### Problem to work on:
Repeat the data exactly as it appears.

### Extracts from a graphics dataset:
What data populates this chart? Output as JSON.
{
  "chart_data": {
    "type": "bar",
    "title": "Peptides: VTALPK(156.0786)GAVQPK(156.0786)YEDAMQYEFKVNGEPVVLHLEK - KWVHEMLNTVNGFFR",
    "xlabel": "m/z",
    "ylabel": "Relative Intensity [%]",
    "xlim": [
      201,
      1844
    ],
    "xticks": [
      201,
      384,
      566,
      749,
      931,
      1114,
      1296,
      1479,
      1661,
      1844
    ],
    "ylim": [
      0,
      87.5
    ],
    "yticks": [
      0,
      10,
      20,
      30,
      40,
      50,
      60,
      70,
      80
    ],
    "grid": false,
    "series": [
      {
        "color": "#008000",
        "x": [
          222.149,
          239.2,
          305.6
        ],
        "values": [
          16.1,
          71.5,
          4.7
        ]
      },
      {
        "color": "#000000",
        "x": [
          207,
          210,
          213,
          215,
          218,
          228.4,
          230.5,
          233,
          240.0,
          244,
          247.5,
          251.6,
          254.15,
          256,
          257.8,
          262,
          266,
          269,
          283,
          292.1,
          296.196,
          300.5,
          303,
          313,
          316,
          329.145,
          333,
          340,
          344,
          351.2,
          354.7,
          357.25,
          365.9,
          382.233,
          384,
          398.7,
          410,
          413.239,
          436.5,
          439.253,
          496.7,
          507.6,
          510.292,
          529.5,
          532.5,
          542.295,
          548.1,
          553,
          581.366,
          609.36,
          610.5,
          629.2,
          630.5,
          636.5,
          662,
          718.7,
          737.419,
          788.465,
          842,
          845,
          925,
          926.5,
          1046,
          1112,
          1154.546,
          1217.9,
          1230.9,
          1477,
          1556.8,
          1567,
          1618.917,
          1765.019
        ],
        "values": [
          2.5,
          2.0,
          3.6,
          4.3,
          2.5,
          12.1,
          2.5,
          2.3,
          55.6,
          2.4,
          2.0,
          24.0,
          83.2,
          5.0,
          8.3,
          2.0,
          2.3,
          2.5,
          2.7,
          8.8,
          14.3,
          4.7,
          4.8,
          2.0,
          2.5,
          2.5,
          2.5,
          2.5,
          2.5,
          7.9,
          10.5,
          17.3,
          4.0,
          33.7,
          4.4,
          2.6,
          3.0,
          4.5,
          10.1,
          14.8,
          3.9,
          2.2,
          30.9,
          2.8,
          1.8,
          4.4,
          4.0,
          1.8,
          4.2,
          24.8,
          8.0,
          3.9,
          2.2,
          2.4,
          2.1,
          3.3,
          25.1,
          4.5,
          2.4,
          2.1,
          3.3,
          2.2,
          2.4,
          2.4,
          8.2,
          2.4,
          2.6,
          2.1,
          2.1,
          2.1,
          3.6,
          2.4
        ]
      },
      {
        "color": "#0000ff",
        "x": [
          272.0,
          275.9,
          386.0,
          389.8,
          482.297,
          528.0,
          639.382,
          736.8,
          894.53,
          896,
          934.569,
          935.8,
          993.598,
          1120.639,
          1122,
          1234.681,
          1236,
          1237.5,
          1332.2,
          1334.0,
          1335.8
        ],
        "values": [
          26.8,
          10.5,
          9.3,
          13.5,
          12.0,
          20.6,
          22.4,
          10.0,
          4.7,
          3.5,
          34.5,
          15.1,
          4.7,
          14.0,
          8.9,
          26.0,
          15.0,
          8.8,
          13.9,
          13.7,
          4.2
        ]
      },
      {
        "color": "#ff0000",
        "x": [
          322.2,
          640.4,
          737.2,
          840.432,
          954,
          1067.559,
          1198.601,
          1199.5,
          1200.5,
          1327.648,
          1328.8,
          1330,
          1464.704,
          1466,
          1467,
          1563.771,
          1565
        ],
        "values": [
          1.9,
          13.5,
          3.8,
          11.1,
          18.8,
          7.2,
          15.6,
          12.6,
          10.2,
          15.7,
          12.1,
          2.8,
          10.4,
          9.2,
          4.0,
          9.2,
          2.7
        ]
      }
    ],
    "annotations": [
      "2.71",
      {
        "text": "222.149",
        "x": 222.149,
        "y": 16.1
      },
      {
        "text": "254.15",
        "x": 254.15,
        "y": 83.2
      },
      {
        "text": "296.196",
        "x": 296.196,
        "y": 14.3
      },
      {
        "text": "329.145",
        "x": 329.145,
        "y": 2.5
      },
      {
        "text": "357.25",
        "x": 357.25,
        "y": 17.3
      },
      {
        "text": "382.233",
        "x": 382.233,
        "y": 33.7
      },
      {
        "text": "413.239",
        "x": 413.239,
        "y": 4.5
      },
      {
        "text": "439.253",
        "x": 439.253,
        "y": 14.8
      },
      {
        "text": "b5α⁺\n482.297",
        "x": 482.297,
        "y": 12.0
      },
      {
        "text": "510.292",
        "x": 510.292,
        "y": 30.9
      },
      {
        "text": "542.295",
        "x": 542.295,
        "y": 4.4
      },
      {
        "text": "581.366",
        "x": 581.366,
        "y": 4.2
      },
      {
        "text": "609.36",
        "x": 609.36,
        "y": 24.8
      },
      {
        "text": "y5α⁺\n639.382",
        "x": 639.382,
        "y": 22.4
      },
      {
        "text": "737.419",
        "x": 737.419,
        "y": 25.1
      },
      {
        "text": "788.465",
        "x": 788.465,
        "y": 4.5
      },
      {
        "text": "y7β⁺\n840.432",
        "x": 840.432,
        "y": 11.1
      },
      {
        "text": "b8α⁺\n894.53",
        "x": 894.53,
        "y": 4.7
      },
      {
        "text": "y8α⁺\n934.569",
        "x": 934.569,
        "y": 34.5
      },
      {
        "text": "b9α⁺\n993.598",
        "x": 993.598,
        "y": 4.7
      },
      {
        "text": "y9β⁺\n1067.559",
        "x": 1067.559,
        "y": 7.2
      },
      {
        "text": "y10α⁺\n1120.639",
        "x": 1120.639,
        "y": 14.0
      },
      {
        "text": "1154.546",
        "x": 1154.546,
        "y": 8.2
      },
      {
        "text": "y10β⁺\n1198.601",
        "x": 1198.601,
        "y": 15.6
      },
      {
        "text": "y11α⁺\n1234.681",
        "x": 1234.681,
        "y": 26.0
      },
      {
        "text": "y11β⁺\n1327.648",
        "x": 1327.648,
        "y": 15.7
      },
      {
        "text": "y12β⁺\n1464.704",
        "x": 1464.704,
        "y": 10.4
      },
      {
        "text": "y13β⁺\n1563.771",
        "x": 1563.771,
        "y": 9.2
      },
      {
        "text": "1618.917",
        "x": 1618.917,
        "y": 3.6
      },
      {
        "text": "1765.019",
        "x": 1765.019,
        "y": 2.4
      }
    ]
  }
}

### Task solution:
What data populates this chart? Output as JSON.
{
  "chart_data": {
    "type": "bar",
    "title": "Peptides: VTALPK(156.0786)GAVQPK(156.0786)YEDAMQYEFKVNGEPVVLHLEK - KWVHEMLNTVNGFFR",
    "xlabel": "m/z",
    "ylabel": "Relative Intensity [%]",
    "xlim": [
      201,
      1844
    ],
    "xticks": [
      201,
      384,
      566,
      749,
      931,
      1114,
      1296,
      1479,
      1661,
      1844
    ],
    "ylim": [
      0,
      87.5
    ],
    "yticks": [
      0,
      10,
      20,
      30,
      40,
      50,
      60,
      70,
      80
    ],
    "grid": false,
    "series": [
      {
        "color": "#008000",
        "x": [
          222.149,
          239.2,
          305.6
        ],
        "values": [
          16.1,
          71.5,
          4.7
        ]
      },
      {
        "color": "#000000",
        "x": [
          207,
          210,
          213,
          215,
          218,
          228.4,
          230.5,
          233,
          240.0,
          244,
          247.5,
          251.6,
          254.15,
          256,
          257.8,
          262,
          266,
          269,
          283,
          292.1,
          296.196,
          300.5,
          303,
          313,
          316,
          329.145,
          333,
          340,
          344,
          351.2,
          354.7,
          357.25,
          365.9,
          382.233,
          384,
          398.7,
          410,
          413.239,
          436.5,
          439.253,
          496.7,
          507.6,
          510.292,
          529.5,
          532.5,
          542.295,
          548.1,
          553,
          581.366,
          609.36,
          610.5,
          629.2,
          630.5,
          636.5,
          662,
          718.7,
          737.419,
          788.465,
          842,
          845,
          925,
          926.5,
          1046,
          1112,
          1154.546,
          1217.9,
          1230.9,
          1477,
          1556.8,
          1567,
          1618.917,
          1765.019
        ],
        "values": [
          2.5,
          2.0,
          3.6,
          4.3,
          2.5,
          12.1,
          2.5,
          2.3,
          55.6,
          2.4,
          2.0,
          24.0,
          83.2,
          5.0,
          8.3,
          2.0,
          2.3,
          2.5,
          2.7,
          8.8,
          14.3,
          4.7,
          4.8,
          2.0,
          2.5,
          2.5,
          2.5,
          2.5,
          2.5,
          7.9,
          10.5,
          17.3,
          4.0,
          33.7,
          4.4,
          2.6,
          3.0,
          4.5,
          10.1,
          14.8,
          3.9,
          2.2,
          30.9,
          2.8,
          1.8,
          4.4,
          4.0,
          1.8,
          4.2,
          24.8,
          8.0,
          3.9,
          2.2,
          2.4,
          2.1,
          3.3,
          25.1,
          4.5,
          2.4,
          2.1,
          3.3,
          2.2,
          2.4,
          2.4,
          8.2,
          2.4,
          2.6,
          2.1,
          2.1,
          2.1,
          3.6,
          2.4
        ]
      },
      {
        "color": "#0000ff",
        "x": [
          272.0,
          275.9,
          386.0,
          389.8,
          482.297,
          528.0,
          639.382,
          736.8,
          894.53,
          896,
          934.569,
          935.8,
          993.598,
          1120.639,
          1122,
          1234.681,
          1236,
          1237.5,
          1332.2,
          1334.0,
          1335.8
        ],
        "values": [
          26.8,
          10.5,
          9.3,
          13.5,
          12.0,
          20.6,
          22.4,
          10.0,
          4.7,
          3.5,
          34.5,
          15.1,
          4.7,
          14.0,
          8.9,
          26.0,
          15.0,
          8.8,
          13.9,
          13.7,
          4.2
        ]
      },
      {
        "color": "#ff0000",
        "x": [
          322.2,
          640.4,
          737.2,
          840.432,
          954,
          1067.559,
          1198.601,
          1199.5,
          1200.5,
          1327.648,
          1328.8,
          1330,
          1464.704,
          1466,
          1467,
          1563.771,
          1565
        ],
        "values": [
          1.9,
          13.5,
          3.8,
          11.1,
          18.8,
          7.2,
          15.6,
          12.6,
          10.2,
          15.7,
          12.1,
          2.8,
          10.4,
          9.2,
          4.0,
          9.2,
          2.7
        ]
      }
    ],
    "annotations": [
      "2.71",
      {
        "text": "222.149",
        "x": 222.149,
        "y": 16.1
      },
      {
        "text": "254.15",
        "x": 254.15,
        "y": 83.2
      },
      {
        "text": "296.196",
        "x": 296.196,
        "y": 14.3
      },
      {
        "text": "329.145",
        "x": 329.145,
        "y": 2.5
      },
      {
        "text": "357.25",
        "x": 357.25,
        "y": 17.3
      },
      {
        "text": "382.233",
        "x": 382.233,
        "y": 33.7
      },
      {
        "text": "413.239",
        "x": 413.239,
        "y": 4.5
      },
      {
        "text": "439.253",
        "x": 439.253,
        "y": 14.8
      },
      {
        "text": "b5α⁺\n482.297",
        "x": 482.297,
        "y": 12.0
      },
      {
        "text": "510.292",
        "x": 510.292,
        "y": 30.9
      },
      {
        "text": "542.295",
        "x": 542.295,
        "y": 4.4
      },
      {
        "text": "581.366",
        "x": 581.366,
        "y": 4.2
      },
      {
        "text": "609.36",
        "x": 609.36,
        "y": 24.8
      },
      {
        "text": "y5α⁺\n639.382",
        "x": 639.382,
        "y": 22.4
      },
      {
        "text": "737.419",
        "x": 737.419,
        "y": 25.1
      },
      {
        "text": "788.465",
        "x": 788.465,
        "y": 4.5
      },
      {
        "text": "y7β⁺\n840.432",
        "x": 840.432,
        "y": 11.1
      },
      {
        "text": "b8α⁺\n894.53",
        "x": 894.53,
        "y": 4.7
      },
      {
        "text": "y8α⁺\n934.569",
        "x": 934.569,
        "y": 34.5
      },
      {
        "text": "b9α⁺\n993.598",
        "x": 993.598,
        "y": 4.7
      },
      {
        "text": "y9β⁺\n1067.559",
        "x": 1067.559,
        "y": 7.2
      },
      {
        "text": "y10α⁺\n1120.639",
        "x": 1120.639,
        "y": 14.0
      },
      {
        "text": "1154.546",
        "x": 1154.546,
        "y": 8.2
      },
      {
        "text": "y10β⁺\n1198.601",
        "x": 1198.601,
        "y": 15.6
      },
      {
        "text": "y11α⁺\n1234.681",
        "x": 1234.681,
        "y": 26.0
      },
      {
        "text": "y11β⁺\n1327.648",
        "x": 1327.648,
        "y": 15.7
      },
      {
        "text": "y12β⁺\n1464.704",
        "x": 1464.704,
        "y": 10.4
      },
      {
        "text": "y13β⁺\n1563.771",
        "x": 1563.771,
        "y": 9.2
      },
      {
        "text": "1618.917",
        "x": 1618.917,
        "y": 3.6
      },
      {
        "text": "1765.019",
        "x": 1765.019,
        "y": 2.4
      }
    ]
  }
}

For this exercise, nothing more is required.